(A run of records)
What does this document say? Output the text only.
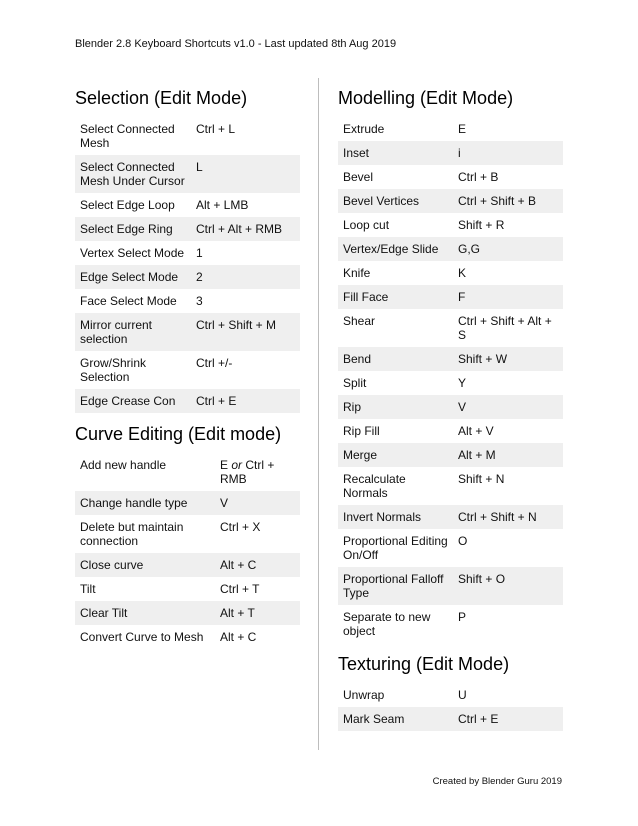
Blender 2.8 Keyboard Shortcuts v1.0 - Last updated 8th Aug 2019
Selection (Edit Mode)
Select Connected Mesh	Ctrl + L
Select Connected Mesh Under Cursor	L
Select Edge Loop	Alt + LMB
Select Edge Ring	Ctrl + Alt + RMB
Vertex Select Mode	1
Edge Select Mode	2
Face Select Mode	3
Mirror current selection	Ctrl + Shift + M
Grow/Shrink Selection	Ctrl +/-
Edge Crease Con	Ctrl + E
Curve Editing (Edit mode)
Add new handle	E or Ctrl + RMB
Change handle type	V
Delete but maintain connection	Ctrl + X
Close curve	Alt + C
Tilt	Ctrl + T
Clear Tilt	Alt + T
Convert Curve to Mesh	Alt + C
Modelling (Edit Mode)
Extrude	E
Inset	i
Bevel	Ctrl + B
Bevel Vertices	Ctrl + Shift + B
Loop cut	Shift + R
Vertex/Edge Slide	G,G
Knife	K
Fill Face	F
Shear	Ctrl + Shift + Alt + S
Bend	Shift + W
Split	Y
Rip	V
Rip Fill	Alt + V
Merge	Alt + M
Recalculate Normals	Shift + N
Invert Normals	Ctrl + Shift + N
Proportional Editing On/Off	O
Proportional Falloff Type	Shift + O
Separate to new object	P
Texturing (Edit Mode)
Unwrap	U
Mark Seam	Ctrl + E
Created by Blender Guru 2019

EXERCISE TASK: Extract, from the material above, each line holding the word "Connected".

COMPLETED EXERCISE:
Select Connected Mesh	Ctrl + L
Select Connected Mesh Under Cursor	L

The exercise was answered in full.